§ Task requirements
Return all lines where the word "possibility" can be found.

§ Exercise material

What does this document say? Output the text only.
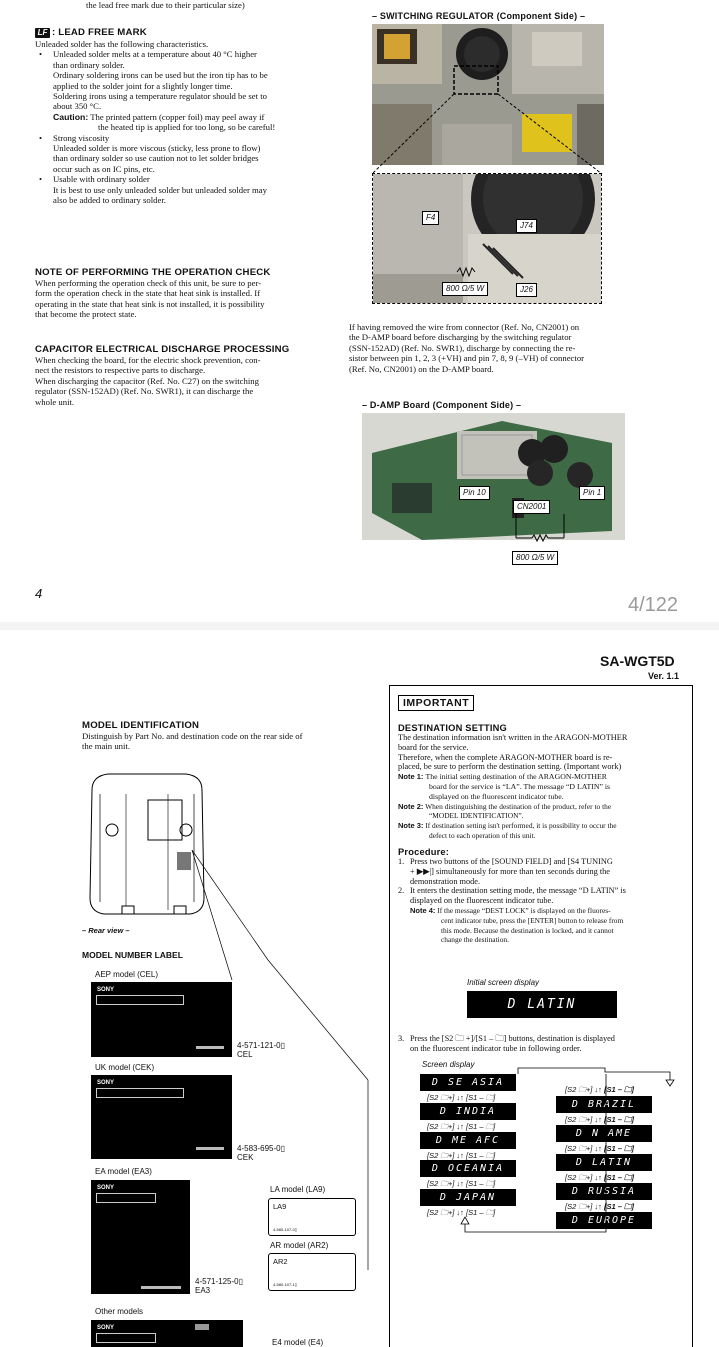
the lead free mark due to their particular size)
LF : LEAD FREE MARK
Unleaded solder has the following characteristics.
• Unleaded solder melts at a temperature about 40 °C higher
than ordinary solder.
Ordinary soldering irons can be used but the iron tip has to be
applied to the solder joint for a slightly longer time.
Soldering irons using a temperature regulator should be set to
about 350 °C.
Caution: The printed pattern (copper foil) may peel away if
the heated tip is applied for too long, so be careful!
• Strong viscosity
Unleaded solder is more viscous (sticky, less prone to flow)
than ordinary solder so use caution not to let solder bridges
occur such as on IC pins, etc.
• Usable with ordinary solder
It is best to use only unleaded solder but unleaded solder may
also be added to ordinary solder.
NOTE OF PERFORMING THE OPERATION CHECK
When performing the operation check of this unit, be sure to per-
form the operation check in the state that heat sink is installed. If
operating in the state that heat sink is not installed, it is possibility
that become the protect state.
CAPACITOR ELECTRICAL DISCHARGE PROCESSING
When checking the board, for the electric shock prevention, con-
nect the resistors to respective parts to discharge.
When discharging the capacitor (Ref. No. C27) on the switching
regulator (SSN-152AD) (Ref. No. SWR1), it can discharge the
whole unit.
– SWITCHING REGULATOR (Component Side) –
F4
J74
800 Ω/5 W	J26
If having removed the wire from connector (Ref. No, CN2001) on
the D-AMP board before discharging by the switching regulator
(SSN-152AD) (Ref. No. SWR1), discharge by connecting the re-
sistor between pin 1, 2, 3 (+VH) and pin 7, 8, 9 (–VH) of connector
(Ref. No, CN2001) on the D-AMP board.
– D-AMP Board (Component Side) –
Pin 10	Pin 1
CN2001
800 Ω/5 W
4
4/122
SA-WGT5D
Ver. 1.1
MODEL IDENTIFICATION
Distinguish by Part No. and destination code on the rear side of
the main unit.
– Rear view –
MODEL NUMBER LABEL
AEP model (CEL)
SONY
4-571-121-0▯
CEL
UK model (CEK)
SONY
4-583-695-0▯
CEK
EA model (EA3)
SONY
4-571-125-0▯
EA3
LA model (LA9)
LA9
4-580-107-0▯
AR model (AR2)
AR2
4-580-107-1▯
Other models
SONY
E4 model (E4)
IMPORTANT
DESTINATION SETTING
The destination information isn't written in the ARAGON-MOTHER
board for the service.
Therefore, when the complete ARAGON-MOTHER board is re-
placed, be sure to perform the destination setting. (Important work)
Note 1: The initial setting destination of the ARAGON-MOTHER
board for the service is “LA”. The message “D LATIN” is
displayed on the fluorescent indicator tube.
Note 2: When distinguishing the destination of the product, refer to the
“MODEL IDENTIFICATION”.
Note 3: If destination setting isn't performed, it is possibility to occur the
defect to each operation of this unit.
Procedure:
1. Press two buttons of the [SOUND FIELD] and [S4 TUNING
+ ▶▶|] simultaneously for more than ten seconds during the
demonstration mode.
2. It enters the destination setting mode, the message “D LATIN” is
displayed on the fluorescent indicator tube.
Note 4: If the message “DEST LOCK” is displayed on the fluores-
cent indicator tube, press the [ENTER] button to release from
this mode. Because the destination is locked, and it cannot
change the destination.
Initial screen display
D LATIN
3. Press the [S2 🗀 +]/[S1 – 🗀] buttons, destination is displayed
on the fluorescent indicator tube in following order.
Screen display
D SE ASIA
[S2 🗀+] ↓↑ [S1 – 🗀]
D INDIA
[S2 🗀+] ↓↑ [S1 – 🗀]
D ME AFC
[S2 🗀+] ↓↑ [S1 – 🗀]
D OCEANIA
[S2 🗀+] ↓↑ [S1 – 🗀]
D JAPAN
[S2 🗀+] ↓↑ [S1 – 🗀]
[S2 🗀+] ↓↑ [S1 – 🗀]
D BRAZIL
[S2 🗀+] ↓↑ [S1 – 🗀]
D N AME
[S2 🗀+] ↓↑ [S1 – 🗀]
D LATIN
[S2 🗀+] ↓↑ [S1 – 🗀]
D RUSSIA
[S2 🗀+] ↓↑ [S1 – 🗀]
D EUROPE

§ Task answer
operating in the state that heat sink is not installed, it is possibility
Note 3: If destination setting isn't performed, it is possibility to occur the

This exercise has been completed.